THE TASK:
Examine the entries and show every line in which the word "ylabel" is found.
--- Start of DATASET ---
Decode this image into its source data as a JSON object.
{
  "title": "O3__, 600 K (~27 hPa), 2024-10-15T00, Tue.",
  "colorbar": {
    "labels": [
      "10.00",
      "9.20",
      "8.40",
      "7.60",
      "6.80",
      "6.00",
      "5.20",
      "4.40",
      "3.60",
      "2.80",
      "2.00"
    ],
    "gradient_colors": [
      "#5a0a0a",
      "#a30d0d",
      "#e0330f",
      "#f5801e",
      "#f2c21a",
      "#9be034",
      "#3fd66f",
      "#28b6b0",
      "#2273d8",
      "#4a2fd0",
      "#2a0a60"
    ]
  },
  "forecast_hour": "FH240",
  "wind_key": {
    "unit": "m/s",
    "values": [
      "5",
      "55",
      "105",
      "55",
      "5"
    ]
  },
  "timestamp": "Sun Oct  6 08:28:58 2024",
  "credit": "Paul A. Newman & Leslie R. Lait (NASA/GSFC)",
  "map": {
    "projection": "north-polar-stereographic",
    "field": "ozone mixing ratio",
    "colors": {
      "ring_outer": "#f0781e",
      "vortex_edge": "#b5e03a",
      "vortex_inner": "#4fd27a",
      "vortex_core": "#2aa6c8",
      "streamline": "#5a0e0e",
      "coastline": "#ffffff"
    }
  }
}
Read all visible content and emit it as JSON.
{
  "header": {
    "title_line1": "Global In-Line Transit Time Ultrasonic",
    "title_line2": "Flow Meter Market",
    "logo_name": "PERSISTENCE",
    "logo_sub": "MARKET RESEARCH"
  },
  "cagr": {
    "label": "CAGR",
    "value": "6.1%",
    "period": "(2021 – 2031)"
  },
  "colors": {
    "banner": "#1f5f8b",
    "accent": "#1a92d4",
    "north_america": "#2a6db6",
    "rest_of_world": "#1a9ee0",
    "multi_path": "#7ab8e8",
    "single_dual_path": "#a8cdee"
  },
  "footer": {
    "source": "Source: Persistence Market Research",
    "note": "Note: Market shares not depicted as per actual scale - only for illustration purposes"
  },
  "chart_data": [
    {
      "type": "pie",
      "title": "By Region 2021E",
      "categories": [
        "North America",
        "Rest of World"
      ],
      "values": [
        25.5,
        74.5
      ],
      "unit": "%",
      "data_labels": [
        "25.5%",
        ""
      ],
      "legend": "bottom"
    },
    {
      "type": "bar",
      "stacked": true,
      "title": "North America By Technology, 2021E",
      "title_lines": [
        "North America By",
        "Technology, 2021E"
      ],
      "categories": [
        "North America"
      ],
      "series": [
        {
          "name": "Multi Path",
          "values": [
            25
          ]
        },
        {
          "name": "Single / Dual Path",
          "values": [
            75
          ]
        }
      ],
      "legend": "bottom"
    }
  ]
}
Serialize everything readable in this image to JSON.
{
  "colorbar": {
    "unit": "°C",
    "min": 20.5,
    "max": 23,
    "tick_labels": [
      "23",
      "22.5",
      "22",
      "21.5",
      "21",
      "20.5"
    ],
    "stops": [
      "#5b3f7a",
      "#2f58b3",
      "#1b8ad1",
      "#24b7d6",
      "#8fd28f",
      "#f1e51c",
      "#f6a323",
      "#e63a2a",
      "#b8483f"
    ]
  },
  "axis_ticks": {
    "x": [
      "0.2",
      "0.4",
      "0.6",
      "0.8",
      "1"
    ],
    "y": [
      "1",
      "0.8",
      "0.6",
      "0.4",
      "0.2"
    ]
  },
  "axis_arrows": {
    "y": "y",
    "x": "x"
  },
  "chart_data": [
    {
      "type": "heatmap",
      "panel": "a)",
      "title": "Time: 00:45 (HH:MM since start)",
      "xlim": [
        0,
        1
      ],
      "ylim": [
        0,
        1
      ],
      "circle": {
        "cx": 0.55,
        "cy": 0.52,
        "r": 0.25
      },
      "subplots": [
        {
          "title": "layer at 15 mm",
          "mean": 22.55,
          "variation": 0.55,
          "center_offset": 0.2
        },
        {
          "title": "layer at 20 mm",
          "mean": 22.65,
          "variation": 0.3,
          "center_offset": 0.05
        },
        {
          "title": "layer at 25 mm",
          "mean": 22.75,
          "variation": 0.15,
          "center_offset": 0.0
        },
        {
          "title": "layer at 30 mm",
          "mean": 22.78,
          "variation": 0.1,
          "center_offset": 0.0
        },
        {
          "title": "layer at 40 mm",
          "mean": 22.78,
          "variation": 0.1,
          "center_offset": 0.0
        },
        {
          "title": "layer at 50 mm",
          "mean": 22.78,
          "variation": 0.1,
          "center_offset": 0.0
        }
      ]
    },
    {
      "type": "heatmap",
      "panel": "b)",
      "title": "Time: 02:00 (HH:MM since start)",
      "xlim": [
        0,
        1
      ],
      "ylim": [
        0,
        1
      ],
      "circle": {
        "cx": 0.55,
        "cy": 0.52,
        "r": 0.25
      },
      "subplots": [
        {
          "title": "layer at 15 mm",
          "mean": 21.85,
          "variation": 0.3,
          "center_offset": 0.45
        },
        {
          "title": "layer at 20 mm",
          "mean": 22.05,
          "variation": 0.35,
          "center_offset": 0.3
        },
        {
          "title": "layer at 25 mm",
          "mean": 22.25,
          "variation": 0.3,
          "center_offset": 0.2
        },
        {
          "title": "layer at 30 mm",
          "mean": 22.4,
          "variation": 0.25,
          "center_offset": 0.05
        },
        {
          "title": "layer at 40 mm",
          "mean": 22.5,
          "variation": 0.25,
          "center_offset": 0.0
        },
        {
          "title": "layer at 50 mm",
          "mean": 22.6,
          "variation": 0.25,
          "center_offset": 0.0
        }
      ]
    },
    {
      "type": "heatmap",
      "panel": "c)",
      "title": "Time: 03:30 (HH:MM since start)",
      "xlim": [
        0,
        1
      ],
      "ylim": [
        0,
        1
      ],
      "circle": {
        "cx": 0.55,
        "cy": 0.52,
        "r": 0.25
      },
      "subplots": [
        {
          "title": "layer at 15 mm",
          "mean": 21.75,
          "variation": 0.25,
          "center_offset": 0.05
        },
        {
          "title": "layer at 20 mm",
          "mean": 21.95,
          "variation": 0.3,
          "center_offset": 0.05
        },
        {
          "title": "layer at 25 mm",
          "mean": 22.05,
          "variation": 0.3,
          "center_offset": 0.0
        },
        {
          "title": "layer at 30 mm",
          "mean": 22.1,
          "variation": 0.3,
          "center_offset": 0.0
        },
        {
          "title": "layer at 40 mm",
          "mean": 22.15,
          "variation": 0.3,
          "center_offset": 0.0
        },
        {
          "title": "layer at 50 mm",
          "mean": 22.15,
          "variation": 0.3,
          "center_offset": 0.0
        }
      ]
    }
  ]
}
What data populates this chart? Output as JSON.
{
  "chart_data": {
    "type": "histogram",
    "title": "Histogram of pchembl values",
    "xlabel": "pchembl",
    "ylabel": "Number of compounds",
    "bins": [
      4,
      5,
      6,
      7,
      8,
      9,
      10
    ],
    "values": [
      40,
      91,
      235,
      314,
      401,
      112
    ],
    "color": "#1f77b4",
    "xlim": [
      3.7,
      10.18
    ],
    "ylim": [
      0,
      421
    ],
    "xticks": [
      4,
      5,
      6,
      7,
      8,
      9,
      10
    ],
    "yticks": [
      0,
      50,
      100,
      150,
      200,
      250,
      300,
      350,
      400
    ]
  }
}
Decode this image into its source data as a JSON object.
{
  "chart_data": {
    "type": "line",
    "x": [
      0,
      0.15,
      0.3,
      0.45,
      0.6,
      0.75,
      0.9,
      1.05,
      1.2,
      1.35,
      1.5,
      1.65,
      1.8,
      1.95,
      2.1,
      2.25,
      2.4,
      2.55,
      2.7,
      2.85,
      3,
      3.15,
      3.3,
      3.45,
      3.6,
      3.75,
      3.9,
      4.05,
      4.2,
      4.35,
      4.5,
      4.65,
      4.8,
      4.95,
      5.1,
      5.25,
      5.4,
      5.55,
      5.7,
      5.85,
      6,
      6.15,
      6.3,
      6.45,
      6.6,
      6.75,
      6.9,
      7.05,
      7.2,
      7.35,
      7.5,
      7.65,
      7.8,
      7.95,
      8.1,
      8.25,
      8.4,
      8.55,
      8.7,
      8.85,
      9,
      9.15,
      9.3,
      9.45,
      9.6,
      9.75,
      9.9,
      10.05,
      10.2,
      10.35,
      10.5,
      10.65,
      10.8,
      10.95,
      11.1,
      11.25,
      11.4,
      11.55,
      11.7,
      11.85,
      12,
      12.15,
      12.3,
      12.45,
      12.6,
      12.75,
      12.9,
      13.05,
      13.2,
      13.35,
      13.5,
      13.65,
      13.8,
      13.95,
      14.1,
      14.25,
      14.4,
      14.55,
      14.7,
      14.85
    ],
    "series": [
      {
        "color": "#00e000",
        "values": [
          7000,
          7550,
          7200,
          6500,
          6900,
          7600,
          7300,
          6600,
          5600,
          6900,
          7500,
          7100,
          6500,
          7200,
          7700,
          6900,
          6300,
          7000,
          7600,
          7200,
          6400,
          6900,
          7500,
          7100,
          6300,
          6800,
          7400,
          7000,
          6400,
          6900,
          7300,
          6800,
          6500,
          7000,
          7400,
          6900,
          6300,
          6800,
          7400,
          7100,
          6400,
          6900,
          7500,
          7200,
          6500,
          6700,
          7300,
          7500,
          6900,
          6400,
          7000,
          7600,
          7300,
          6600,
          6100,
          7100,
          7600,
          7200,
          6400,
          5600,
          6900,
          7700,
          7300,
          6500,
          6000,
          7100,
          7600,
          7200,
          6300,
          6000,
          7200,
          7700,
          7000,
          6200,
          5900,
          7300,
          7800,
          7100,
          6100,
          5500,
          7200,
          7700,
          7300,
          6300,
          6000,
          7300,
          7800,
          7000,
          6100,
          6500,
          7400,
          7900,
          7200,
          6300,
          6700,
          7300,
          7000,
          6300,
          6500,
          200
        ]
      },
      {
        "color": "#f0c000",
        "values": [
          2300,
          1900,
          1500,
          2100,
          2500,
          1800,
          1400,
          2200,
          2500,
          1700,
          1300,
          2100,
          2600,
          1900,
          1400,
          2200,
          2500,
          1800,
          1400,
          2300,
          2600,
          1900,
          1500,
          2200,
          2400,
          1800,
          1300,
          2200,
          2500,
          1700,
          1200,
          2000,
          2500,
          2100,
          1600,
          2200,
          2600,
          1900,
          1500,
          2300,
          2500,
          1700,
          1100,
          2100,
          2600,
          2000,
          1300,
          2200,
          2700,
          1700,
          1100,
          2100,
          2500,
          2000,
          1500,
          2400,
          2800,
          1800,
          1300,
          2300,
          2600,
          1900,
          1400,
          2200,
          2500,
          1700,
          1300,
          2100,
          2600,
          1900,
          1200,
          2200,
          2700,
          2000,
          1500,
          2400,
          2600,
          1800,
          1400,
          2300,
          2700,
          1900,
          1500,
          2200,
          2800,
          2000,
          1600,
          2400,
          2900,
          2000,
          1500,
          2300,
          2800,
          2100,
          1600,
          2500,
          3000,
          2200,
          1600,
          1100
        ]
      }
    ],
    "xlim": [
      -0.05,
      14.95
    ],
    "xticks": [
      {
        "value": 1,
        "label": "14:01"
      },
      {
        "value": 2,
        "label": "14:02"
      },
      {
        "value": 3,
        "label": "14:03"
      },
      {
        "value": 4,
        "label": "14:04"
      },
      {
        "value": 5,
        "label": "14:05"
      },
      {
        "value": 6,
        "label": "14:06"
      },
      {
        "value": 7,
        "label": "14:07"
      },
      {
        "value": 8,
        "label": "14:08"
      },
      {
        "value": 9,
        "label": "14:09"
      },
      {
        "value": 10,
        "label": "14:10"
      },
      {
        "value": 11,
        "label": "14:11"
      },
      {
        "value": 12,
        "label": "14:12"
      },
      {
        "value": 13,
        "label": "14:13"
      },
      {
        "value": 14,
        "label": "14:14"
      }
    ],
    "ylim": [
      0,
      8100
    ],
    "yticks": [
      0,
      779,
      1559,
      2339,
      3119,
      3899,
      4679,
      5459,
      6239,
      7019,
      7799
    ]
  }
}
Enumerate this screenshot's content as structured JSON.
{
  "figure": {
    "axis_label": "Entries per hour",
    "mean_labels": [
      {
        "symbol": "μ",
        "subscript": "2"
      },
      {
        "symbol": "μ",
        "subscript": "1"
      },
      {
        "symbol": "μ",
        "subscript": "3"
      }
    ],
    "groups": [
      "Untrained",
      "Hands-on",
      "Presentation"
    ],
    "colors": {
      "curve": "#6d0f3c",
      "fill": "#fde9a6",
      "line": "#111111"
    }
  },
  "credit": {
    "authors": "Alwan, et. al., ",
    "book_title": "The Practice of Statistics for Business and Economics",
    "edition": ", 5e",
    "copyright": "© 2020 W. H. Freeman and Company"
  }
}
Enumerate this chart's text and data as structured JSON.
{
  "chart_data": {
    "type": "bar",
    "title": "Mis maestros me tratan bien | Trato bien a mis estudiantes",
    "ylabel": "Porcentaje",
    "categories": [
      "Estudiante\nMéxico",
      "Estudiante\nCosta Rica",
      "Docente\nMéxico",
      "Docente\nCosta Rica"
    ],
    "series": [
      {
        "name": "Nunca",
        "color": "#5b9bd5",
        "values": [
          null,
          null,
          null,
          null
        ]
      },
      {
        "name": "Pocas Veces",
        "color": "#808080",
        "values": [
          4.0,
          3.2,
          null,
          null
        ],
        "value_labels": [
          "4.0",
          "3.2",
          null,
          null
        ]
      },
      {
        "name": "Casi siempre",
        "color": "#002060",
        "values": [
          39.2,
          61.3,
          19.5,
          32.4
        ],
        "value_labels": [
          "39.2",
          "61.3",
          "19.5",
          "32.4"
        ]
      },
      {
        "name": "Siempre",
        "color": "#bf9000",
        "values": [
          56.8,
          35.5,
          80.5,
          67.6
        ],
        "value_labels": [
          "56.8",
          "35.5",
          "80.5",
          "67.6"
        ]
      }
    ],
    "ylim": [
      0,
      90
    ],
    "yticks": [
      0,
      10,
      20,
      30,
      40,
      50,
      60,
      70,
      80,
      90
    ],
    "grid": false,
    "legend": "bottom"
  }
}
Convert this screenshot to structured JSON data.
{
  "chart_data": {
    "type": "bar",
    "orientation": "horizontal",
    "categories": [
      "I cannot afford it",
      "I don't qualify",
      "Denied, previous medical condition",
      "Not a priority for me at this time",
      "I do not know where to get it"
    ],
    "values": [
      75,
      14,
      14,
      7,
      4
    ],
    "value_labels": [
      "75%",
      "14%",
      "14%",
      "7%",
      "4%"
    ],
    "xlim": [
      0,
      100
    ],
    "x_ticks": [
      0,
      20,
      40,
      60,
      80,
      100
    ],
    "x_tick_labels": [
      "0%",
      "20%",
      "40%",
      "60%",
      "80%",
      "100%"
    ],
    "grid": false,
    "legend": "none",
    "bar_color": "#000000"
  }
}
--- End of DATASET ---
WRITTEN SOLUTION:
    "ylabel": "Number of compounds",
    "ylabel": "Porcentaje",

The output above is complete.